- _Work to do_: Check each line of the listing, and copy it if it contains the word "siguiente".

Saved entries

*-*-*

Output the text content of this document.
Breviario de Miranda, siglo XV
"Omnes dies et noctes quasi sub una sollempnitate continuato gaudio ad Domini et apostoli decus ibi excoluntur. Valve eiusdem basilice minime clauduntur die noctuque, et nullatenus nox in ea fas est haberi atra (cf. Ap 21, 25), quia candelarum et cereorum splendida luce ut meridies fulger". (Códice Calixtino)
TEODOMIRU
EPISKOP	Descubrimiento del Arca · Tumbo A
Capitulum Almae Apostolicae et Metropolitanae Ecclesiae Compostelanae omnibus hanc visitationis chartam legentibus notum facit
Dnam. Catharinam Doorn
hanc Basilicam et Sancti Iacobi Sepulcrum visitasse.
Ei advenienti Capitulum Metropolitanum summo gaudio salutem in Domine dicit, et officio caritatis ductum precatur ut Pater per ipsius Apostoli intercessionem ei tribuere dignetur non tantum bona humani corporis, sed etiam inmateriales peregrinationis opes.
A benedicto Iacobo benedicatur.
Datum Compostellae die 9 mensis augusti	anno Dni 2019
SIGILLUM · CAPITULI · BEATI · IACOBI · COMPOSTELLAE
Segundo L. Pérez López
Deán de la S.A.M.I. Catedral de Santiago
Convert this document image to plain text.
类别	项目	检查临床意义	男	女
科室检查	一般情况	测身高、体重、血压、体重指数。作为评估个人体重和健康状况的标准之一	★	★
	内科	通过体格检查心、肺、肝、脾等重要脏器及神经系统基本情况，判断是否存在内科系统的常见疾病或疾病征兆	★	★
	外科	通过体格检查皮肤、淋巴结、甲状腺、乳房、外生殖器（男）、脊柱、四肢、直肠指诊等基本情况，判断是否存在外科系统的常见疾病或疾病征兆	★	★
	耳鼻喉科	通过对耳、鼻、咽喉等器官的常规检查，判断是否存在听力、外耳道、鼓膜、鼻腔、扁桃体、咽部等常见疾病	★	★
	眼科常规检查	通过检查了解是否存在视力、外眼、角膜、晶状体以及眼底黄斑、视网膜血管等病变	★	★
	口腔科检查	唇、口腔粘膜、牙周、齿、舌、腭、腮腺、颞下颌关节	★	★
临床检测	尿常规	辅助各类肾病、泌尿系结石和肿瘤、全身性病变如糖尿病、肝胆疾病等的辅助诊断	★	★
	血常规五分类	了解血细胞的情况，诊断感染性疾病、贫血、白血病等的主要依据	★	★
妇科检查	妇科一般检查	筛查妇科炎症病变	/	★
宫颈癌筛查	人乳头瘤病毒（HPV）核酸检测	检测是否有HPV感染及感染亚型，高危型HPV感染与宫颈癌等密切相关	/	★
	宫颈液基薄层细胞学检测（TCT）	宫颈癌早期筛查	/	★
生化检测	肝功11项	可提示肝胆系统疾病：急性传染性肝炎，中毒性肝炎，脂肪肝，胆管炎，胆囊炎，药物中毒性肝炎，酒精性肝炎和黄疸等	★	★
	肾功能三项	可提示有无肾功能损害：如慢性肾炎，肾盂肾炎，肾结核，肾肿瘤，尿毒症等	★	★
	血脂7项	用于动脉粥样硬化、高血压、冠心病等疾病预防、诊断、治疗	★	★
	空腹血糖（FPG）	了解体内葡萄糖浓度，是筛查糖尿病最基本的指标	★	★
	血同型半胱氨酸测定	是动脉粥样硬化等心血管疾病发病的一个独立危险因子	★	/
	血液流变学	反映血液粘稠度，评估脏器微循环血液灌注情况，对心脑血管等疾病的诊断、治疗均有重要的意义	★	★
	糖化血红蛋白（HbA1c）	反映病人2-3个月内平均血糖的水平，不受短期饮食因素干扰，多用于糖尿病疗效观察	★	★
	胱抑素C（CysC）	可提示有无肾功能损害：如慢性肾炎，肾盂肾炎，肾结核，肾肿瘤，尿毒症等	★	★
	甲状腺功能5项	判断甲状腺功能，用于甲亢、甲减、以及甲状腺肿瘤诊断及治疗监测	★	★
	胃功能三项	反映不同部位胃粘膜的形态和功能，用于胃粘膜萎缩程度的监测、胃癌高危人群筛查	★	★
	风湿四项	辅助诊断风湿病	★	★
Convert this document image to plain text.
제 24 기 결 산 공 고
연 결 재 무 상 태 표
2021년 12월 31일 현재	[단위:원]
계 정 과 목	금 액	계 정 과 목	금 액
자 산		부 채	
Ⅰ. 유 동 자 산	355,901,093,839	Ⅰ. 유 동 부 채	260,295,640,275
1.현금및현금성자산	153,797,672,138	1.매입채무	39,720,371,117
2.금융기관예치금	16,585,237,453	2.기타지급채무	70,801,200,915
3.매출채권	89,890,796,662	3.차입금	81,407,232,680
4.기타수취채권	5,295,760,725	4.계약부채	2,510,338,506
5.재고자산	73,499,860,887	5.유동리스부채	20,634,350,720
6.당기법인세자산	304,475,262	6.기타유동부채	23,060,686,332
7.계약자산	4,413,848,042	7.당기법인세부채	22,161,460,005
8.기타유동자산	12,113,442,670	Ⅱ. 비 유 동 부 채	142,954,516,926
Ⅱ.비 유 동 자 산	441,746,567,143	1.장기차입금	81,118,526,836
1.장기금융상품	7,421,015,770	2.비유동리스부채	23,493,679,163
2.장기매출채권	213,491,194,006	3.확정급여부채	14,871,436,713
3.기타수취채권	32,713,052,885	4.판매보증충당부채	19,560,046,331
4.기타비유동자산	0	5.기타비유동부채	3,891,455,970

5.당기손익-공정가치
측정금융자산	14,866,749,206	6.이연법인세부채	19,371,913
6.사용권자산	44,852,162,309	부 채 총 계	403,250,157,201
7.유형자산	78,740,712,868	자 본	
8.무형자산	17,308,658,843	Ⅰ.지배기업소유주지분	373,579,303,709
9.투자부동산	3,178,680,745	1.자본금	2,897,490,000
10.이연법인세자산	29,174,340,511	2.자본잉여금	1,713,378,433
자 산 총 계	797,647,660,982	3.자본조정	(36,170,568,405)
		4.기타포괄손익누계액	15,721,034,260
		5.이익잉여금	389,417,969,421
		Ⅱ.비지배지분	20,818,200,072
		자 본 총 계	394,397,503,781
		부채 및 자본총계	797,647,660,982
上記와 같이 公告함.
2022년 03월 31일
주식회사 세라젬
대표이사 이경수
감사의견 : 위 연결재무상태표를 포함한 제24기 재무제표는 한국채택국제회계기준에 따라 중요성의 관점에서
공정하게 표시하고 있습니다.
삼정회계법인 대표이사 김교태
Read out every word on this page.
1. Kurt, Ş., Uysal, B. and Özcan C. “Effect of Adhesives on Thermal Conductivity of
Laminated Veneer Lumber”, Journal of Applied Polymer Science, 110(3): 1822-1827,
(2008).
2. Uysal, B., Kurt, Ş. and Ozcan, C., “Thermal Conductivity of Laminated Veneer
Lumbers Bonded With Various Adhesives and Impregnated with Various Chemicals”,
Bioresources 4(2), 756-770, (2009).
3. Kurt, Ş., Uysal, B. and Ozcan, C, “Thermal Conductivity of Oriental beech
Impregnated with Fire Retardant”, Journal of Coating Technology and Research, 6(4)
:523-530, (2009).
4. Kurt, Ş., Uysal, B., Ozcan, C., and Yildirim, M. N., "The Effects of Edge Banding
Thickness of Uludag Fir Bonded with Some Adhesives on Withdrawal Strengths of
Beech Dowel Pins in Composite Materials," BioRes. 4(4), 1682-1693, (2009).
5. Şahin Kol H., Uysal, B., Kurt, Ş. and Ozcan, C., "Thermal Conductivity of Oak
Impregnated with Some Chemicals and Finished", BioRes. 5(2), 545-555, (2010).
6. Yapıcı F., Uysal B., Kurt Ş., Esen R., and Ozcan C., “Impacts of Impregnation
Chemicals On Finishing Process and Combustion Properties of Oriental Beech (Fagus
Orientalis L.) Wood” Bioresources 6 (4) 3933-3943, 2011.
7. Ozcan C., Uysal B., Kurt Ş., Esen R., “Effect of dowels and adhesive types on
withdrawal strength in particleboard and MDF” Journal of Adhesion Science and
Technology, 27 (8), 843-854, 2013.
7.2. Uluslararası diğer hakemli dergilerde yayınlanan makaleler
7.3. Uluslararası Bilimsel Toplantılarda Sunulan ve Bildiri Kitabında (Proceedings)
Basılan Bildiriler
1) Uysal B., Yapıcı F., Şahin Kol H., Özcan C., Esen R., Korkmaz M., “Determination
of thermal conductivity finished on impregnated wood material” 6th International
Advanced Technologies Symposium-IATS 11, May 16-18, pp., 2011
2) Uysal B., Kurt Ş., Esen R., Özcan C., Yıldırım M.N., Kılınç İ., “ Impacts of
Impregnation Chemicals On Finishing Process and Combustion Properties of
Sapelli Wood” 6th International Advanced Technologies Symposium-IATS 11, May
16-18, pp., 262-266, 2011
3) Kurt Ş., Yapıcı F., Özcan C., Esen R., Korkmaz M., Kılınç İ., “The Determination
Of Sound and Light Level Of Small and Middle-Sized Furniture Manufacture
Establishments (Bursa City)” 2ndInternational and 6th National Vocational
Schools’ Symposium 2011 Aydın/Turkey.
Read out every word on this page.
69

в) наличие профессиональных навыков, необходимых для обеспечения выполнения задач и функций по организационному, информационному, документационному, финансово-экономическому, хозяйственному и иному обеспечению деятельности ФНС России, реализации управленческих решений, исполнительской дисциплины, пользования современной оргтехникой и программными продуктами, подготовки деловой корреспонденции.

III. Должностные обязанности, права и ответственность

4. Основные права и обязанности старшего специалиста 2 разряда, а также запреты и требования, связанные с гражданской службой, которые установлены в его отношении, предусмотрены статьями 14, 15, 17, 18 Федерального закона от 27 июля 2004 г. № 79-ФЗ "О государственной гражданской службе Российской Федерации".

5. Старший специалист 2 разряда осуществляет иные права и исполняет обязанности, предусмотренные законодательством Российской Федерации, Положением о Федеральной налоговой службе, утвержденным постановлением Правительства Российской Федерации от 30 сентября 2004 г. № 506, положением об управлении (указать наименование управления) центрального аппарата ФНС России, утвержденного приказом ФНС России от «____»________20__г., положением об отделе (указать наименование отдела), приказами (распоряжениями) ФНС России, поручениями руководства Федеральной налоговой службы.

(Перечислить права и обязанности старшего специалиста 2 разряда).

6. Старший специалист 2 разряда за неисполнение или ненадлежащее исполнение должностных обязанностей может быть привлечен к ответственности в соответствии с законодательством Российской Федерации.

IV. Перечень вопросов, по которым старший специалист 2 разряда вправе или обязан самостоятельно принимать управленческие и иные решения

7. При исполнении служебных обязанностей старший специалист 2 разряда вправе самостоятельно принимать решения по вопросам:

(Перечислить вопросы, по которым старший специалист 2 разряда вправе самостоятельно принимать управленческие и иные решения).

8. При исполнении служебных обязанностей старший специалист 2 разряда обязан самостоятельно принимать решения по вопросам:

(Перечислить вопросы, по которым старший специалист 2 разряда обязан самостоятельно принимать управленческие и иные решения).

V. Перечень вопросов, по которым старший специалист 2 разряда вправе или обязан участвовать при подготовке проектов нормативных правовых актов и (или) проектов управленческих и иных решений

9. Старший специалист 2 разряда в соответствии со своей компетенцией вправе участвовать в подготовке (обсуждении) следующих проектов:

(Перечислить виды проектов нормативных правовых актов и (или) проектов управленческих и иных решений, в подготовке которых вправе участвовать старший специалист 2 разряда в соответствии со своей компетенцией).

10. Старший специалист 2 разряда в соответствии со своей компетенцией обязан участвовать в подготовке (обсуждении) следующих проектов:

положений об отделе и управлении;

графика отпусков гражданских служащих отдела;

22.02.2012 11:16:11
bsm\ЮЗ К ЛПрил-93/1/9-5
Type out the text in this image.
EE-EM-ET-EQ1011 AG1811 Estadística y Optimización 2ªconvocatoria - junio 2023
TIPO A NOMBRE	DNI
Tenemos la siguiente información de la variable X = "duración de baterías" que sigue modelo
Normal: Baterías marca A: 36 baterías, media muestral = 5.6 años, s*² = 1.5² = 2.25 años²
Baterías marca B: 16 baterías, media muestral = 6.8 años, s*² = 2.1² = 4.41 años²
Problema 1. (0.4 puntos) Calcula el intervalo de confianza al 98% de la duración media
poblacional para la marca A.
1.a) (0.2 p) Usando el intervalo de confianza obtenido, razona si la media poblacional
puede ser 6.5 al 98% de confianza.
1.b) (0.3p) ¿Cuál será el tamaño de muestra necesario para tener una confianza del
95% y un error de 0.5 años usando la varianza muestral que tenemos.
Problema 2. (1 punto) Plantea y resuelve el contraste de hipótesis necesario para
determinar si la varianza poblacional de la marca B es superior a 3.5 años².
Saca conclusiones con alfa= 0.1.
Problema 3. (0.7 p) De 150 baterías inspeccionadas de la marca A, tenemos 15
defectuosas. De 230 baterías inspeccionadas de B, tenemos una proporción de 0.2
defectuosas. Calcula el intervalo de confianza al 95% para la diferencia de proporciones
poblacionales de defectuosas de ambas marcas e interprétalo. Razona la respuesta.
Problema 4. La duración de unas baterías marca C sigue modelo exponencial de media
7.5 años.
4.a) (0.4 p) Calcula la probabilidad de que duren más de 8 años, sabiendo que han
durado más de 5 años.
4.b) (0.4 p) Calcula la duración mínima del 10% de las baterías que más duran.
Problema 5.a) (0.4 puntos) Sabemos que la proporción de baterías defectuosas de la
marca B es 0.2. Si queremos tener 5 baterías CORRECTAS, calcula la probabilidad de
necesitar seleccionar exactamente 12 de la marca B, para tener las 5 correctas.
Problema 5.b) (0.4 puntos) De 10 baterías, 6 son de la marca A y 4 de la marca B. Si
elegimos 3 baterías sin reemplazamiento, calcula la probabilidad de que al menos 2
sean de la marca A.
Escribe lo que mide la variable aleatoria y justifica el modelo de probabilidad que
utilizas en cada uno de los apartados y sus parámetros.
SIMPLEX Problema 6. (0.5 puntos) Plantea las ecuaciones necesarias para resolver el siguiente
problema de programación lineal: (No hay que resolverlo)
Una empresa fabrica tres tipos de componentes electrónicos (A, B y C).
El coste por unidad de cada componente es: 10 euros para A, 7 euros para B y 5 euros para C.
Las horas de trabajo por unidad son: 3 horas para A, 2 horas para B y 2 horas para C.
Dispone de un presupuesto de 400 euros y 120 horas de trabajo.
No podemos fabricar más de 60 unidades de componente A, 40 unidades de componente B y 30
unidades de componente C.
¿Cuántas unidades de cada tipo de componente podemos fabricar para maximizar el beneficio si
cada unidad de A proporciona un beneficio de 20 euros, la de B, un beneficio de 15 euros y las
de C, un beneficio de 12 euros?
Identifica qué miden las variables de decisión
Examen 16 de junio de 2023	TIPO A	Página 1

*-*-*

- _Exercise answer_:
Tenemos la siguiente información de la variable X = "duración de baterías" que sigue modelo
SIMPLEX Problema 6. (0.5 puntos) Plantea las ecuaciones necesarias para resolver el siguiente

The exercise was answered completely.